RECORDS SHOWN:
────────────────────
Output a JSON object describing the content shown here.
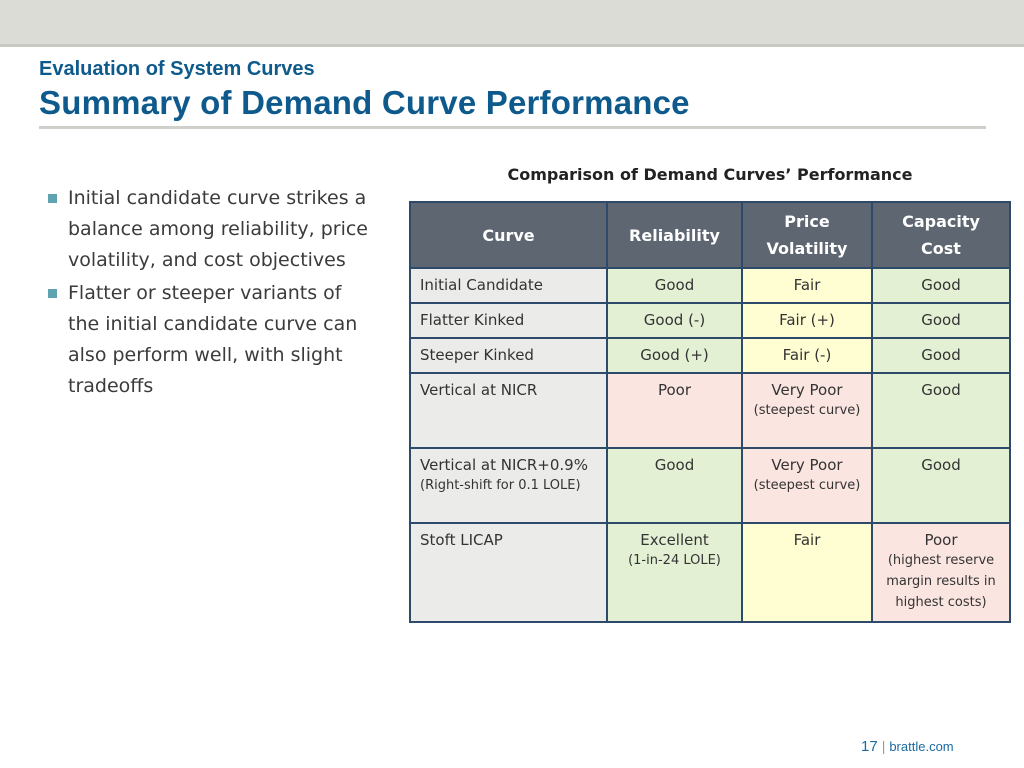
{
  "header": {
    "subtitle": "Evaluation of System Curves",
    "title": "Summary of Demand Curve Performance"
  },
  "bullets": [
    "Initial candidate curve strikes a balance among reliability, price volatility, and cost objectives",
    "Flatter or steeper variants of the initial candidate curve can also perform well, with slight tradeoffs"
  ],
  "table": {
    "caption": "Comparison of Demand Curves’ Performance",
    "headers": {
      "curve": "Curve",
      "reliability": "Reliability",
      "price_volatility_1": "Price",
      "price_volatility_2": "Volatility",
      "capacity_cost_1": "Capacity",
      "capacity_cost_2": "Cost"
    },
    "rows": [
      {
        "curve": "Initial Candidate",
        "curve_note": "",
        "reliability": "Good",
        "reliability_note": "",
        "volatility": "Fair",
        "volatility_note": "",
        "cost": "Good",
        "cost_note": ""
      },
      {
        "curve": "Flatter Kinked",
        "curve_note": "",
        "reliability": "Good (-)",
        "reliability_note": "",
        "volatility": "Fair (+)",
        "volatility_note": "",
        "cost": "Good",
        "cost_note": ""
      },
      {
        "curve": "Steeper Kinked",
        "curve_note": "",
        "reliability": "Good (+)",
        "reliability_note": "",
        "volatility": "Fair (-)",
        "volatility_note": "",
        "cost": "Good",
        "cost_note": ""
      },
      {
        "curve": "Vertical at NICR",
        "curve_note": "",
        "reliability": "Poor",
        "reliability_note": "",
        "volatility": "Very Poor",
        "volatility_note": "(steepest curve)",
        "cost": "Good",
        "cost_note": ""
      },
      {
        "curve": "Vertical at NICR+0.9%",
        "curve_note": "(Right-shift for 0.1 LOLE)",
        "reliability": "Good",
        "reliability_note": "",
        "volatility": "Very Poor",
        "volatility_note": "(steepest curve)",
        "cost": "Good",
        "cost_note": ""
      },
      {
        "curve": "Stoft LICAP",
        "curve_note": "",
        "reliability": "Excellent",
        "reliability_note": "(1-in-24 LOLE)",
        "volatility": "Fair",
        "volatility_note": "",
        "cost": "Poor",
        "cost_note": "(highest reserve margin results in highest costs)"
      }
    ]
  },
  "footer": {
    "page_number": "17",
    "separator": "|",
    "site": "brattle.com"
  },
  "colors": {
    "title_blue": "#0f5a8c",
    "header_gray": "#5d6671",
    "cell_green": "#e4f0d4",
    "cell_yellow": "#fffed2",
    "cell_red": "#fbe5e1",
    "bullet_teal": "#5fa3b0"
  }
}
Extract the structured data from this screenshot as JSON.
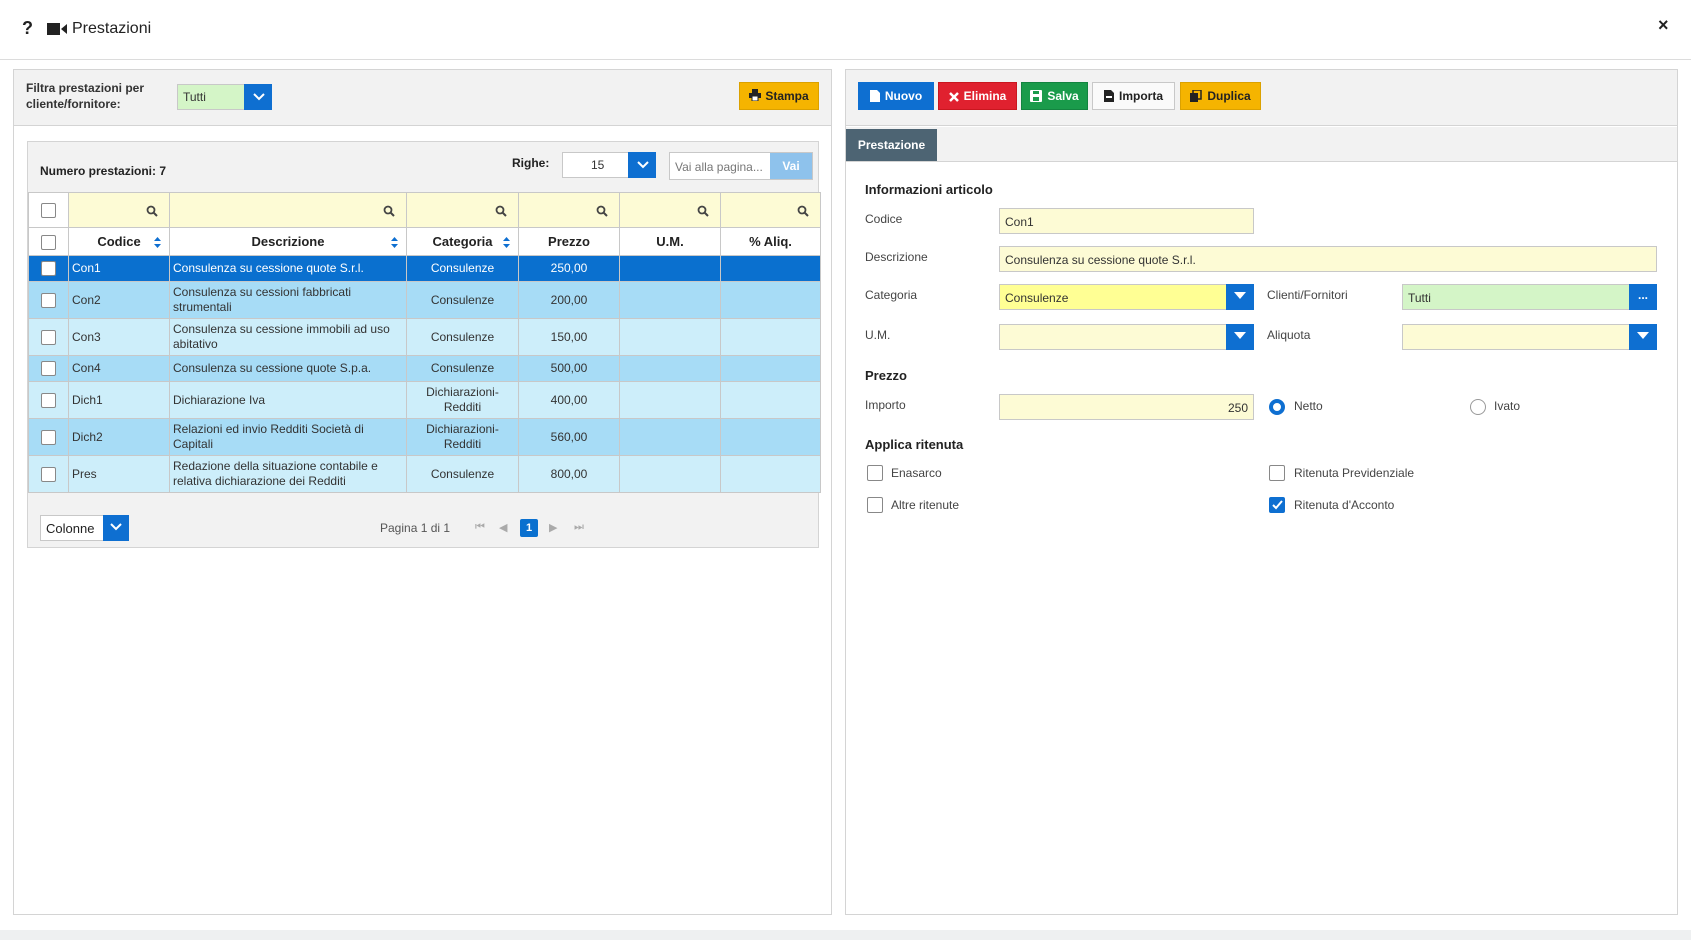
{
  "window": {
    "help": "?",
    "title": "Prestazioni",
    "close": "×"
  },
  "filter": {
    "label": "Filtra prestazioni per cliente/fornitore:",
    "value": "Tutti",
    "print_label": "Stampa"
  },
  "grid": {
    "count_label": "Numero prestazioni: 7",
    "rows_label": "Righe:",
    "rows_value": "15",
    "goto_placeholder": "Vai alla pagina...",
    "goto_button": "Vai",
    "columns": [
      "Codice",
      "Descrizione",
      "Categoria",
      "Prezzo",
      "U.M.",
      "% Aliq."
    ],
    "rows": [
      {
        "codice": "Con1",
        "descrizione": "Consulenza su cessione quote S.r.l.",
        "categoria": "Consulenze",
        "prezzo": "250,00",
        "um": "",
        "aliq": ""
      },
      {
        "codice": "Con2",
        "descrizione": "Consulenza su cessioni fabbricati strumentali",
        "categoria": "Consulenze",
        "prezzo": "200,00",
        "um": "",
        "aliq": ""
      },
      {
        "codice": "Con3",
        "descrizione": "Consulenza su cessione immobili ad uso abitativo",
        "categoria": "Consulenze",
        "prezzo": "150,00",
        "um": "",
        "aliq": ""
      },
      {
        "codice": "Con4",
        "descrizione": "Consulenza su cessione quote S.p.a.",
        "categoria": "Consulenze",
        "prezzo": "500,00",
        "um": "",
        "aliq": ""
      },
      {
        "codice": "Dich1",
        "descrizione": "Dichiarazione Iva",
        "categoria": "Dichiarazioni-Redditi",
        "prezzo": "400,00",
        "um": "",
        "aliq": ""
      },
      {
        "codice": "Dich2",
        "descrizione": "Relazioni ed invio Redditi Società di Capitali",
        "categoria": "Dichiarazioni-Redditi",
        "prezzo": "560,00",
        "um": "",
        "aliq": ""
      },
      {
        "codice": "Pres",
        "descrizione": "Redazione della situazione contabile e relativa dichiarazione dei Redditi",
        "categoria": "Consulenze",
        "prezzo": "800,00",
        "um": "",
        "aliq": ""
      }
    ],
    "columns_button": "Colonne",
    "pager_text": "Pagina 1 di 1",
    "current_page": "1"
  },
  "toolbar": {
    "nuovo": "Nuovo",
    "elimina": "Elimina",
    "salva": "Salva",
    "importa": "Importa",
    "duplica": "Duplica"
  },
  "tab": "Prestazione",
  "form": {
    "section_info": "Informazioni articolo",
    "codice_label": "Codice",
    "codice_value": "Con1",
    "descrizione_label": "Descrizione",
    "descrizione_value": "Consulenza su cessione quote S.r.l.",
    "categoria_label": "Categoria",
    "categoria_value": "Consulenze",
    "clienti_label": "Clienti/Fornitori",
    "clienti_value": "Tutti",
    "clienti_button": "...",
    "um_label": "U.M.",
    "um_value": "",
    "aliquota_label": "Aliquota",
    "aliquota_value": "",
    "section_prezzo": "Prezzo",
    "importo_label": "Importo",
    "importo_value": "250",
    "netto_label": "Netto",
    "ivato_label": "Ivato",
    "price_mode": "Netto",
    "section_ritenuta": "Applica ritenuta",
    "enasarco_label": "Enasarco",
    "enasarco_checked": false,
    "previdenziale_label": "Ritenuta Previdenziale",
    "previdenziale_checked": false,
    "altre_label": "Altre ritenute",
    "altre_checked": false,
    "acconto_label": "Ritenuta d'Acconto",
    "acconto_checked": true
  },
  "colors": {
    "primary": "#0e6fd1",
    "danger": "#e0212f",
    "success": "#1a9b4b",
    "warning": "#f5b400",
    "tab": "#4d6473"
  }
}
────────────────────
TASK REQUIREMENTS:
Copy every record above exactly, leaving out any pictures.

RESPONSE FOR THIS EXERCISE:
Output a JSON object describing the content shown here.
{
  "header": {
    "subtitle": "Evaluation of System Curves",
    "title": "Summary of Demand Curve Performance"
  },
  "bullets": [
    "Initial candidate curve strikes a balance among reliability, price volatility, and cost objectives",
    "Flatter or steeper variants of the initial candidate curve can also perform well, with slight tradeoffs"
  ],
  "table": {
    "caption": "Comparison of Demand Curves’ Performance",
    "headers": {
      "curve": "Curve",
      "reliability": "Reliability",
      "price_volatility_1": "Price",
      "price_volatility_2": "Volatility",
      "capacity_cost_1": "Capacity",
      "capacity_cost_2": "Cost"
    },
    "rows": [
      {
        "curve": "Initial Candidate",
        "curve_note": "",
        "reliability": "Good",
        "reliability_note": "",
        "volatility": "Fair",
        "volatility_note": "",
        "cost": "Good",
        "cost_note": ""
      },
      {
        "curve": "Flatter Kinked",
        "curve_note": "",
        "reliability": "Good (-)",
        "reliability_note": "",
        "volatility": "Fair (+)",
        "volatility_note": "",
        "cost": "Good",
        "cost_note": ""
      },
      {
        "curve": "Steeper Kinked",
        "curve_note": "",
        "reliability": "Good (+)",
        "reliability_note": "",
        "volatility": "Fair (-)",
        "volatility_note": "",
        "cost": "Good",
        "cost_note": ""
      },
      {
        "curve": "Vertical at NICR",
        "curve_note": "",
        "reliability": "Poor",
        "reliability_note": "",
        "volatility": "Very Poor",
        "volatility_note": "(steepest curve)",
        "cost": "Good",
        "cost_note": ""
      },
      {
        "curve": "Vertical at NICR+0.9%",
        "curve_note": "(Right-shift for 0.1 LOLE)",
        "reliability": "Good",
        "reliability_note": "",
        "volatility": "Very Poor",
        "volatility_note": "(steepest curve)",
        "cost": "Good",
        "cost_note": ""
      },
      {
        "curve": "Stoft LICAP",
        "curve_note": "",
        "reliability": "Excellent",
        "reliability_note": "(1-in-24 LOLE)",
        "volatility": "Fair",
        "volatility_note": "",
        "cost": "Poor",
        "cost_note": "(highest reserve margin results in highest costs)"
      }
    ]
  },
  "footer": {
    "page_number": "17",
    "separator": "|",
    "site": "brattle.com"
  },
  "colors": {
    "title_blue": "#0f5a8c",
    "header_gray": "#5d6671",
    "cell_green": "#e4f0d4",
    "cell_yellow": "#fffed2",
    "cell_red": "#fbe5e1",
    "bullet_teal": "#5fa3b0"
  }
}
Extract the structured data from this screenshot as JSON.
{
  "window": {
    "help": "?",
    "title": "Prestazioni",
    "close": "×"
  },
  "filter": {
    "label": "Filtra prestazioni per cliente/fornitore:",
    "value": "Tutti",
    "print_label": "Stampa"
  },
  "grid": {
    "count_label": "Numero prestazioni: 7",
    "rows_label": "Righe:",
    "rows_value": "15",
    "goto_placeholder": "Vai alla pagina...",
    "goto_button": "Vai",
    "columns": [
      "Codice",
      "Descrizione",
      "Categoria",
      "Prezzo",
      "U.M.",
      "% Aliq."
    ],
    "rows": [
      {
        "codice": "Con1",
        "descrizione": "Consulenza su cessione quote S.r.l.",
        "categoria": "Consulenze",
        "prezzo": "250,00",
        "um": "",
        "aliq": ""
      },
      {
        "codice": "Con2",
        "descrizione": "Consulenza su cessioni fabbricati strumentali",
        "categoria": "Consulenze",
        "prezzo": "200,00",
        "um": "",
        "aliq": ""
      },
      {
        "codice": "Con3",
        "descrizione": "Consulenza su cessione immobili ad uso abitativo",
        "categoria": "Consulenze",
        "prezzo": "150,00",
        "um": "",
        "aliq": ""
      },
      {
        "codice": "Con4",
        "descrizione": "Consulenza su cessione quote S.p.a.",
        "categoria": "Consulenze",
        "prezzo": "500,00",
        "um": "",
        "aliq": ""
      },
      {
        "codice": "Dich1",
        "descrizione": "Dichiarazione Iva",
        "categoria": "Dichiarazioni-Redditi",
        "prezzo": "400,00",
        "um": "",
        "aliq": ""
      },
      {
        "codice": "Dich2",
        "descrizione": "Relazioni ed invio Redditi Società di Capitali",
        "categoria": "Dichiarazioni-Redditi",
        "prezzo": "560,00",
        "um": "",
        "aliq": ""
      },
      {
        "codice": "Pres",
        "descrizione": "Redazione della situazione contabile e relativa dichiarazione dei Redditi",
        "categoria": "Consulenze",
        "prezzo": "800,00",
        "um": "",
        "aliq": ""
      }
    ],
    "columns_button": "Colonne",
    "pager_text": "Pagina 1 di 1",
    "current_page": "1"
  },
  "toolbar": {
    "nuovo": "Nuovo",
    "elimina": "Elimina",
    "salva": "Salva",
    "importa": "Importa",
    "duplica": "Duplica"
  },
  "tab": "Prestazione",
  "form": {
    "section_info": "Informazioni articolo",
    "codice_label": "Codice",
    "codice_value": "Con1",
    "descrizione_label": "Descrizione",
    "descrizione_value": "Consulenza su cessione quote S.r.l.",
    "categoria_label": "Categoria",
    "categoria_value": "Consulenze",
    "clienti_label": "Clienti/Fornitori",
    "clienti_value": "Tutti",
    "clienti_button": "...",
    "um_label": "U.M.",
    "um_value": "",
    "aliquota_label": "Aliquota",
    "aliquota_value": "",
    "section_prezzo": "Prezzo",
    "importo_label": "Importo",
    "importo_value": "250",
    "netto_label": "Netto",
    "ivato_label": "Ivato",
    "price_mode": "Netto",
    "section_ritenuta": "Applica ritenuta",
    "enasarco_label": "Enasarco",
    "enasarco_checked": false,
    "previdenziale_label": "Ritenuta Previdenziale",
    "previdenziale_checked": false,
    "altre_label": "Altre ritenute",
    "altre_checked": false,
    "acconto_label": "Ritenuta d'Acconto",
    "acconto_checked": true
  },
  "colors": {
    "primary": "#0e6fd1",
    "danger": "#e0212f",
    "success": "#1a9b4b",
    "warning": "#f5b400",
    "tab": "#4d6473"
  }
}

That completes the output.